• _WHAT YOU NEED TO DO_
Lines holding the string "Grundfrage" are the ones to copy; find them all in the data.

[Records from a collection]
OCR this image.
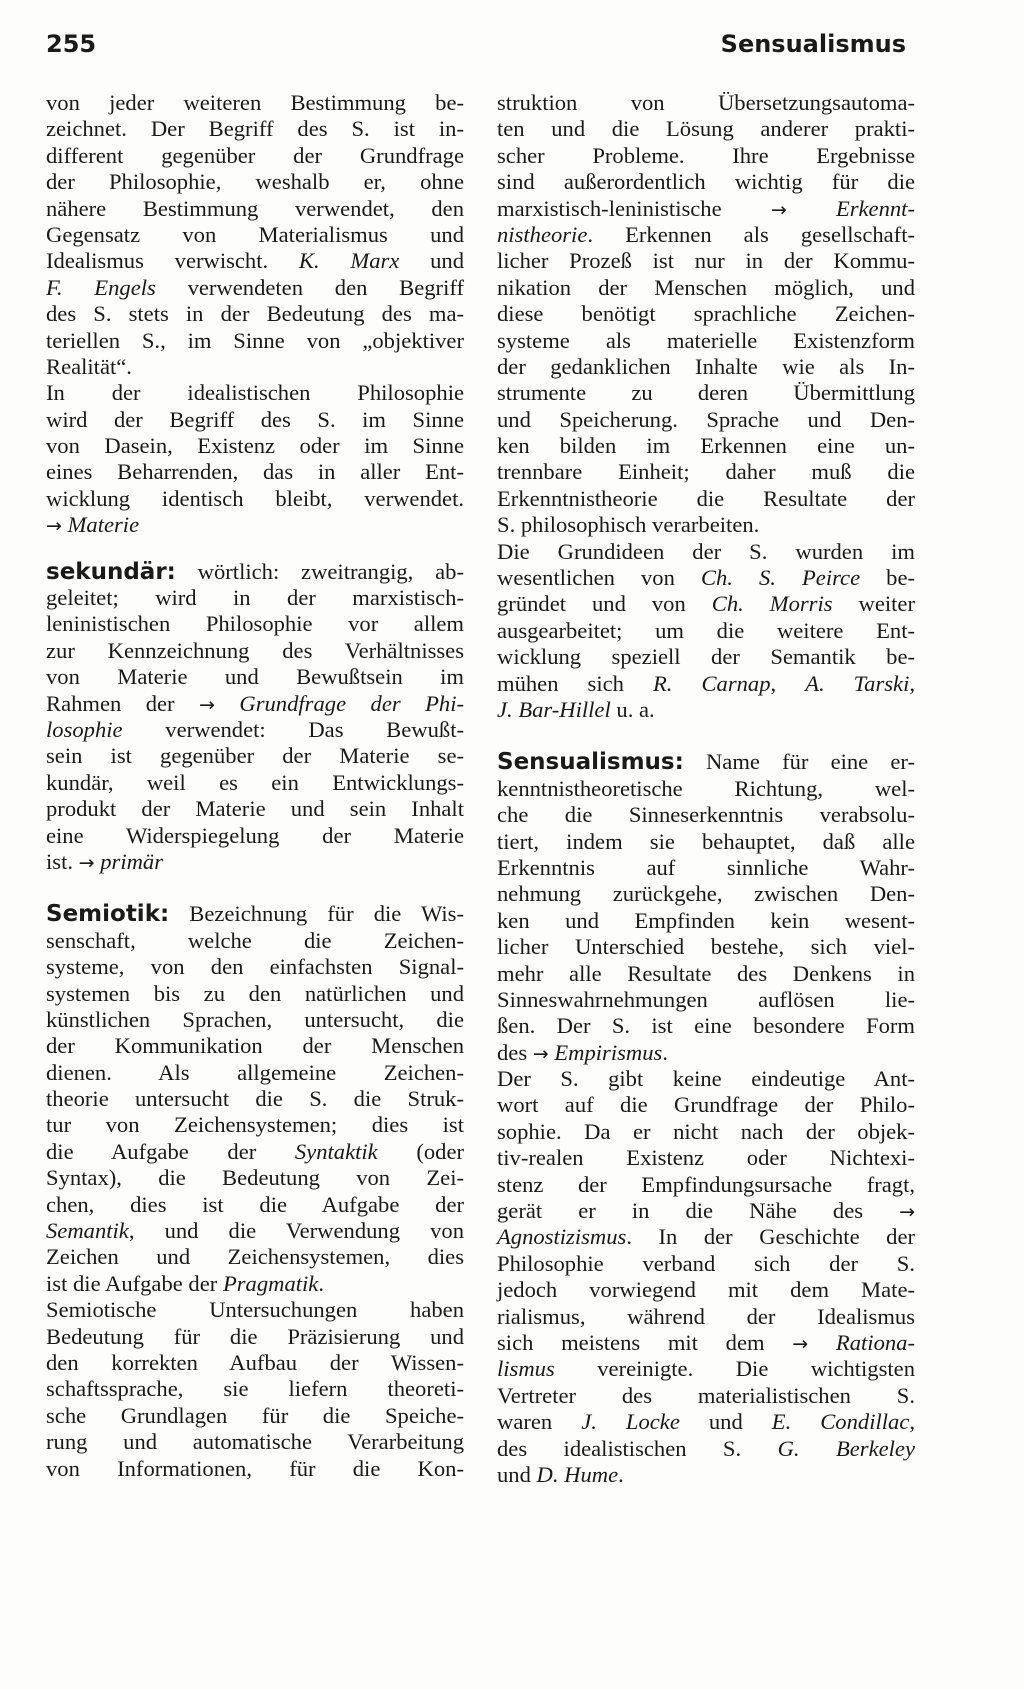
255	Sensualismus
von jeder weiteren Bestimmung be-
zeichnet. Der Begriff des S. ist in-
different gegenüber der Grundfrage
der Philosophie, weshalb er, ohne
nähere Bestimmung verwendet, den
Gegensatz von Materialismus und
Idealismus verwischt. K. Marx und
F. Engels verwendeten den Begriff
des S. stets in der Bedeutung des ma-
teriellen S., im Sinne von „objektiver
Realität“.
In der idealistischen Philosophie
wird der Begriff des S. im Sinne
von Dasein, Existenz oder im Sinne
eines Beharrenden, das in aller Ent-
wicklung identisch bleibt, verwendet.
→ Materie
sekundär: wörtlich: zweitrangig, ab-
geleitet; wird in der marxistisch-
leninistischen Philosophie vor allem
zur Kennzeichnung des Verhältnisses
von Materie und Bewußtsein im
Rahmen der → Grundfrage der Phi-
losophie verwendet: Das Bewußt-
sein ist gegenüber der Materie se-
kundär, weil es ein Entwicklungs-
produkt der Materie und sein Inhalt
eine Widerspiegelung der Materie
ist. → primär
Semiotik: Bezeichnung für die Wis-
senschaft, welche die Zeichen-
systeme, von den einfachsten Signal-
systemen bis zu den natürlichen und
künstlichen Sprachen, untersucht, die
der Kommunikation der Menschen
dienen. Als allgemeine Zeichen-
theorie untersucht die S. die Struk-
tur von Zeichensystemen; dies ist
die Aufgabe der Syntaktik (oder
Syntax), die Bedeutung von Zei-
chen, dies ist die Aufgabe der
Semantik, und die Verwendung von
Zeichen und Zeichensystemen, dies
ist die Aufgabe der Pragmatik.
Semiotische Untersuchungen haben
Bedeutung für die Präzisierung und
den korrekten Aufbau der Wissen-
schaftssprache, sie liefern theoreti-
sche Grundlagen für die Speiche-
rung und automatische Verarbeitung
von Informationen, für die Kon-
struktion von Übersetzungsautoma-
ten und die Lösung anderer prakti-
scher Probleme. Ihre Ergebnisse
sind außerordentlich wichtig für die
marxistisch-leninistische → Erkennt-
nistheorie. Erkennen als gesellschaft-
licher Prozeß ist nur in der Kommu-
nikation der Menschen möglich, und
diese benötigt sprachliche Zeichen-
systeme als materielle Existenzform
der gedanklichen Inhalte wie als In-
strumente zu deren Übermittlung
und Speicherung. Sprache und Den-
ken bilden im Erkennen eine un-
trennbare Einheit; daher muß die
Erkenntnistheorie die Resultate der
S. philosophisch verarbeiten.
Die Grundideen der S. wurden im
wesentlichen von Ch. S. Peirce be-
gründet und von Ch. Morris weiter
ausgearbeitet; um die weitere Ent-
wicklung speziell der Semantik be-
mühen sich R. Carnap, A. Tarski,
J. Bar-Hillel u. a.
Sensualismus: Name für eine er-
kenntnistheoretische Richtung, wel-
che die Sinneserkenntnis verabsolu-
tiert, indem sie behauptet, daß alle
Erkenntnis auf sinnliche Wahr-
nehmung zurückgehe, zwischen Den-
ken und Empfinden kein wesent-
licher Unterschied bestehe, sich viel-
mehr alle Resultate des Denkens in
Sinneswahrnehmungen auflösen lie-
ßen. Der S. ist eine besondere Form
des → Empirismus.
Der S. gibt keine eindeutige Ant-
wort auf die Grundfrage der Philo-
sophie. Da er nicht nach der objek-
tiv-realen Existenz oder Nichtexi-
stenz der Empfindungsursache fragt,
gerät er in die Nähe des →
Agnostizismus. In der Geschichte der
Philosophie verband sich der S.
jedoch vorwiegend mit dem Mate-
rialismus, während der Idealismus
sich meistens mit dem → Rationa-
lismus vereinigte. Die wichtigsten
Vertreter des materialistischen S.
waren J. Locke und E. Condillac,
des idealistischen S. G. Berkeley
und D. Hume.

• _OUTPUT_
different gegenüber der Grundfrage
Rahmen der → Grundfrage der Phi-
wort auf die Grundfrage der Philo-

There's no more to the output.